* [EXTRACTED INFORMATION]:

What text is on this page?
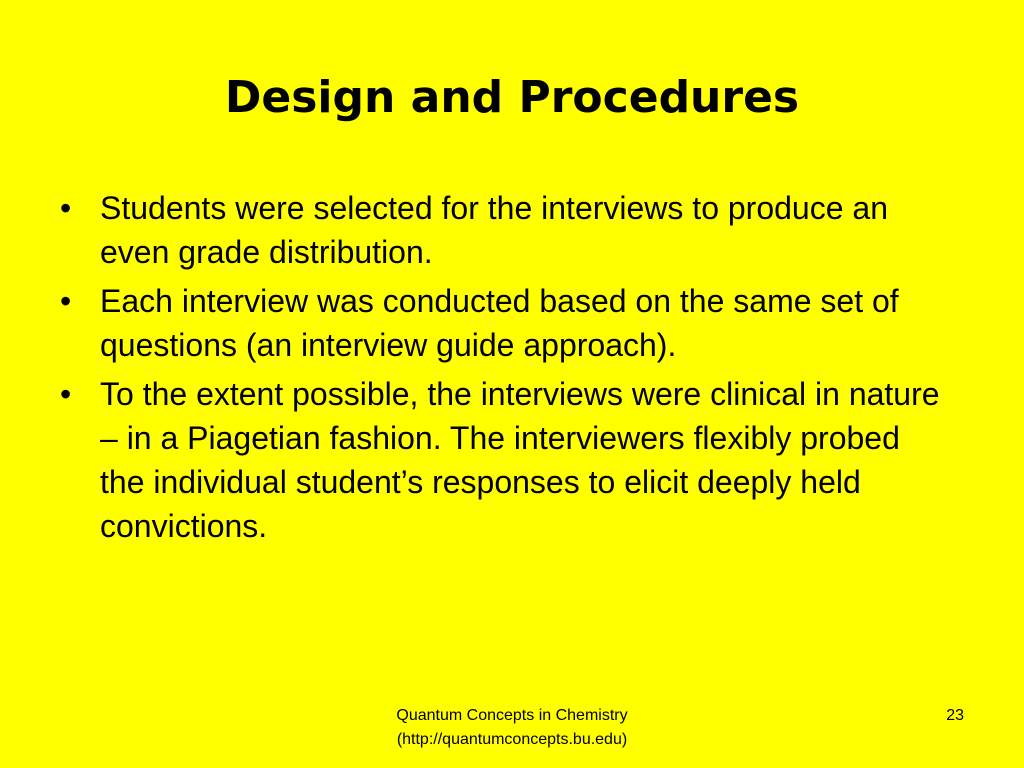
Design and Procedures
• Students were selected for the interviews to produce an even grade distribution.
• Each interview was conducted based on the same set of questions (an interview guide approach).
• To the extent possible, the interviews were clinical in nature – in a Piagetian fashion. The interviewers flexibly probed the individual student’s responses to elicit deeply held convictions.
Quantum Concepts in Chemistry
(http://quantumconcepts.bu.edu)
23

* * *

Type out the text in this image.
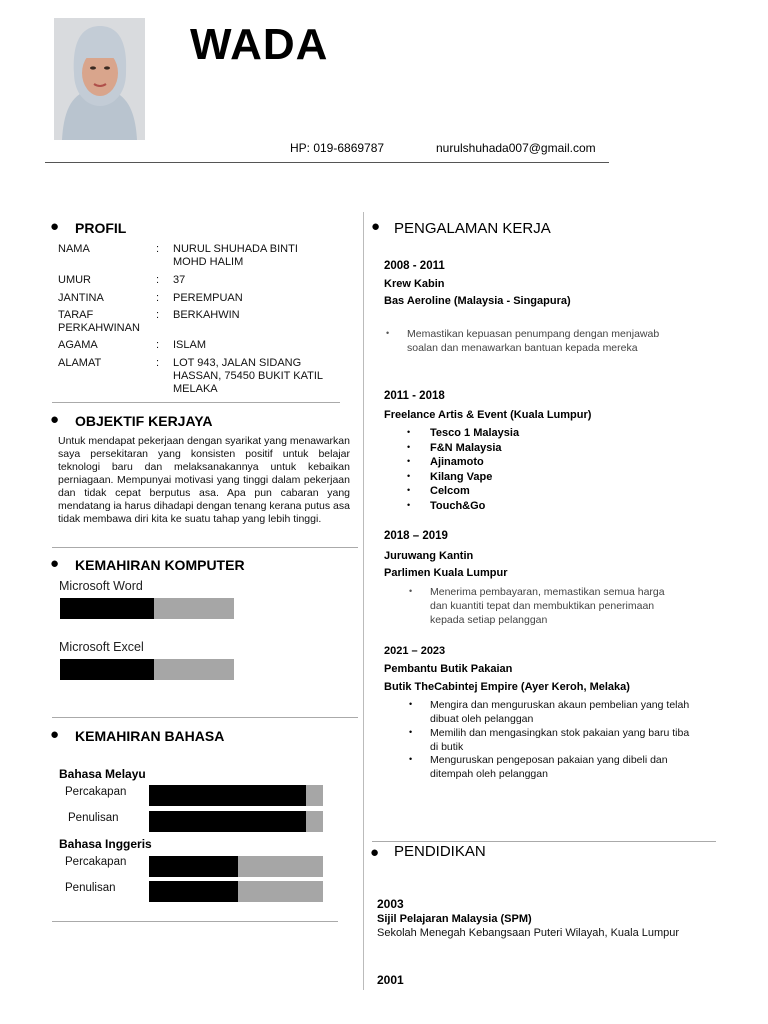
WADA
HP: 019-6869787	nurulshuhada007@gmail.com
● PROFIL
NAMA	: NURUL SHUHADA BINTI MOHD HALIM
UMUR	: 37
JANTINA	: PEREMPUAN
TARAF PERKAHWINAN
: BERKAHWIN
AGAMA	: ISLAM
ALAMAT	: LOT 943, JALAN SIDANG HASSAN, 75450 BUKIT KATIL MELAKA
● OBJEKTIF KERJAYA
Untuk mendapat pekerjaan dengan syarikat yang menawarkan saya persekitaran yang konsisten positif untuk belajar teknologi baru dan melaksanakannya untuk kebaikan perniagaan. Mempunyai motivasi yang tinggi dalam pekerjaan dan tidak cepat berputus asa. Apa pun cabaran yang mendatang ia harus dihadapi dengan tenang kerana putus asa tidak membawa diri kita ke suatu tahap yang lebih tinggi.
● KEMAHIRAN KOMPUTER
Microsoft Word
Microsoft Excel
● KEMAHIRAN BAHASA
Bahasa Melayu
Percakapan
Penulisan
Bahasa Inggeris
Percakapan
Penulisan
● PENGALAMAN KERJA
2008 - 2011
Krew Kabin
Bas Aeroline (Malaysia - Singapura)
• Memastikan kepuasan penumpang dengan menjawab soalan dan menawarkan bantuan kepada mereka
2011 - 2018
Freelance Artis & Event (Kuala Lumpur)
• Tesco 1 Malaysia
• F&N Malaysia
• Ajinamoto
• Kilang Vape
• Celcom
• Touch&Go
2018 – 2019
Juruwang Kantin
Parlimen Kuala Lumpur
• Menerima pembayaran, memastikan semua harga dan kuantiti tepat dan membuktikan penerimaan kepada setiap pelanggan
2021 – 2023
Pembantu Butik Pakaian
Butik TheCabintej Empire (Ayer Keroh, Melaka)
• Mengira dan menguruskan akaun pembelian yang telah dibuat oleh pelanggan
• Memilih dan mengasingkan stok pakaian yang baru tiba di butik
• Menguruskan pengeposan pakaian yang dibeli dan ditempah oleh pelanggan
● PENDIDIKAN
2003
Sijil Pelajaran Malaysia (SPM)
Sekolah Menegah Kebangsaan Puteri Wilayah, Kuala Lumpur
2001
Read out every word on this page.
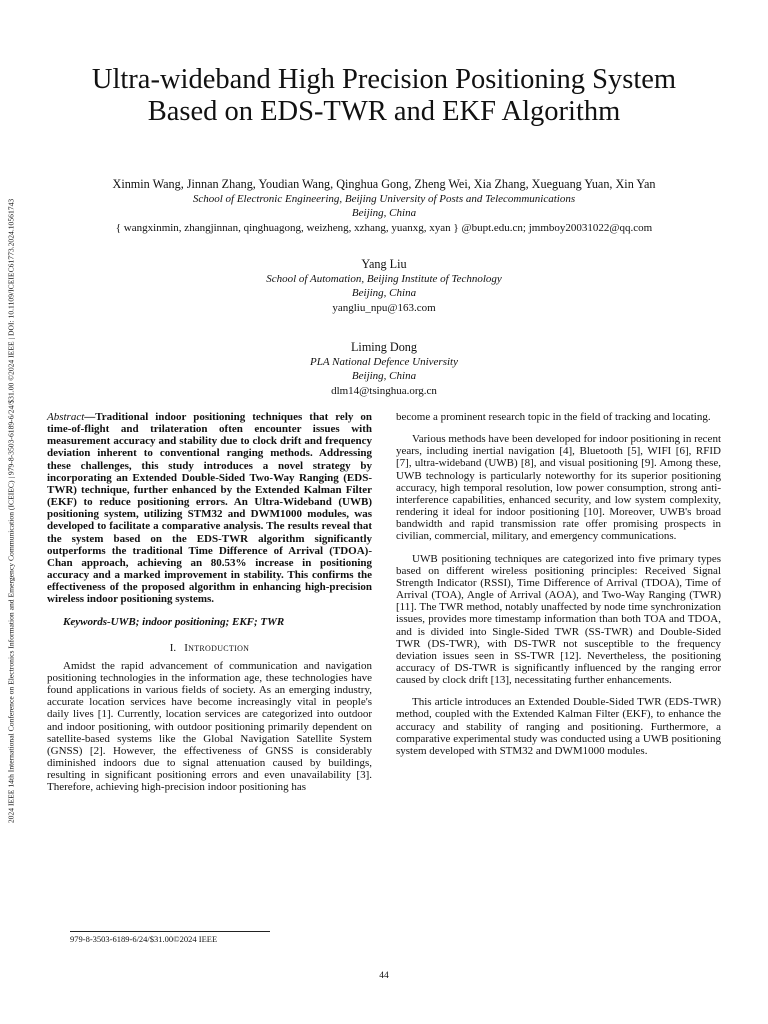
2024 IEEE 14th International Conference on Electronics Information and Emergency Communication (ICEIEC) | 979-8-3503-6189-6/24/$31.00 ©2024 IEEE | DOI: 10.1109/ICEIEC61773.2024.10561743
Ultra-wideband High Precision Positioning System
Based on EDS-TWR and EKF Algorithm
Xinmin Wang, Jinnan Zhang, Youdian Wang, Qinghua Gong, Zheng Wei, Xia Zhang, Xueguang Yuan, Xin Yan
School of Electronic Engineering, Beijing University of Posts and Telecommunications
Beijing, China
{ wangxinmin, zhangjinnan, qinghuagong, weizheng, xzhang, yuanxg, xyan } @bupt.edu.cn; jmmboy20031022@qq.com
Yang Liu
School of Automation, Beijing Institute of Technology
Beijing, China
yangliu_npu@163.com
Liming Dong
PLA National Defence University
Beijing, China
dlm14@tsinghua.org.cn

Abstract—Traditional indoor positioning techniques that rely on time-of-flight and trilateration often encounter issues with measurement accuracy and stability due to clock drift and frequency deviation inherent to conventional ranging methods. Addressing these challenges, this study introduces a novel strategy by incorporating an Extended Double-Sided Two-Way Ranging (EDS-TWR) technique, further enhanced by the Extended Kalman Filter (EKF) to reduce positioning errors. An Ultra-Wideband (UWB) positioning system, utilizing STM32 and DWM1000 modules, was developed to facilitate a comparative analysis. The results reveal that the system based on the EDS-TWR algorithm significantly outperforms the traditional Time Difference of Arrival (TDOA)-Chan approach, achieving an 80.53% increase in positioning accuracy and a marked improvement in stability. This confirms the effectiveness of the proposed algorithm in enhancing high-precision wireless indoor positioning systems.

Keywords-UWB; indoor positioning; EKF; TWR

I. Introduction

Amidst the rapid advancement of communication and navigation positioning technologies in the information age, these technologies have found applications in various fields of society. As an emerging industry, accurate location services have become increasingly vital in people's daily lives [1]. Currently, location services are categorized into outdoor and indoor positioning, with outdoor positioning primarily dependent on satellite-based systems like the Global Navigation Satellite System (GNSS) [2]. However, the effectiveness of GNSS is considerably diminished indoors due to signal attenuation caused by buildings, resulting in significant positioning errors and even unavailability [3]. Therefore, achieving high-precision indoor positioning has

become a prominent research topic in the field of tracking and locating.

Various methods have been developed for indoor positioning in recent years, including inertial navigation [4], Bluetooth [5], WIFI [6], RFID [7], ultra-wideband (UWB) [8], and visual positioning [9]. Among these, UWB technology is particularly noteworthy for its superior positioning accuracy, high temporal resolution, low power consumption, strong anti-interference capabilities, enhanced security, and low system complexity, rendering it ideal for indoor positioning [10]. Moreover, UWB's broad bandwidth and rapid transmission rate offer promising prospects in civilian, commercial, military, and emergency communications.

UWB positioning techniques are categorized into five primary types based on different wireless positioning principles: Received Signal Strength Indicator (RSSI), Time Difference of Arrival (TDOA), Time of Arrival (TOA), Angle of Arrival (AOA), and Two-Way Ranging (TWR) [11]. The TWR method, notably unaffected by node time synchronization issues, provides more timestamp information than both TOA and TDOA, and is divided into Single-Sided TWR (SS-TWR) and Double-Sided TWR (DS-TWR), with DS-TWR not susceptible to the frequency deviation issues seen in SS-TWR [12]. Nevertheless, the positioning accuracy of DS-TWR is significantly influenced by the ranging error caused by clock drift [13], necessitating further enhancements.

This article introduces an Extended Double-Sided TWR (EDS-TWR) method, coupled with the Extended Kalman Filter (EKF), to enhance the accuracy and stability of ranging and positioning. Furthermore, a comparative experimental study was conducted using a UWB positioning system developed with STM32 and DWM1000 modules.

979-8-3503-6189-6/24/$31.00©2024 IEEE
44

...

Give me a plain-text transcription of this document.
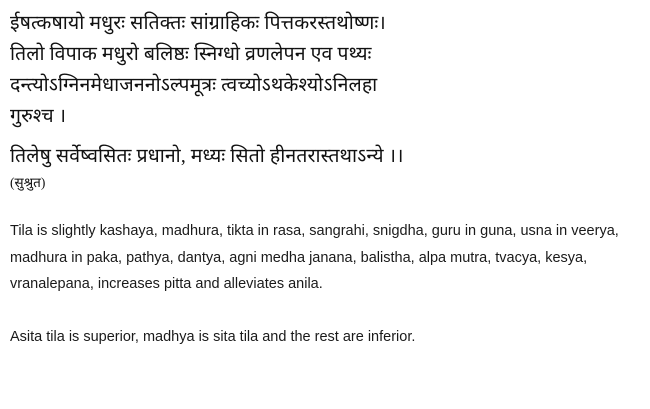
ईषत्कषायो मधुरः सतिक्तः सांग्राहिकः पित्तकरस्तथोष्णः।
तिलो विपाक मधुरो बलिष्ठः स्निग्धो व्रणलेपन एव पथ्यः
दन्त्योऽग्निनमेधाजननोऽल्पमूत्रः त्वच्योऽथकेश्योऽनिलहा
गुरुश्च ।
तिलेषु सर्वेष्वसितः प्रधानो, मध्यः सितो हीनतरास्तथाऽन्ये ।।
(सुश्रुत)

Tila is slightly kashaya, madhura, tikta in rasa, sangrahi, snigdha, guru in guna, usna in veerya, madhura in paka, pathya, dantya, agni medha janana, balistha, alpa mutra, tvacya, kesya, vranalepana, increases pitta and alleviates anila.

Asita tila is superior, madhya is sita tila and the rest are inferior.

* [GOAL]: Where a line in the entries holds the word "Lumpur", copy that line.

* [PROBLEM SOLUTION]:
Freelance Artis & Event (Kuala Lumpur)
Parlimen Kuala Lumpur
Sekolah Menegah Kebangsaan Puteri Wilayah, Kuala Lumpur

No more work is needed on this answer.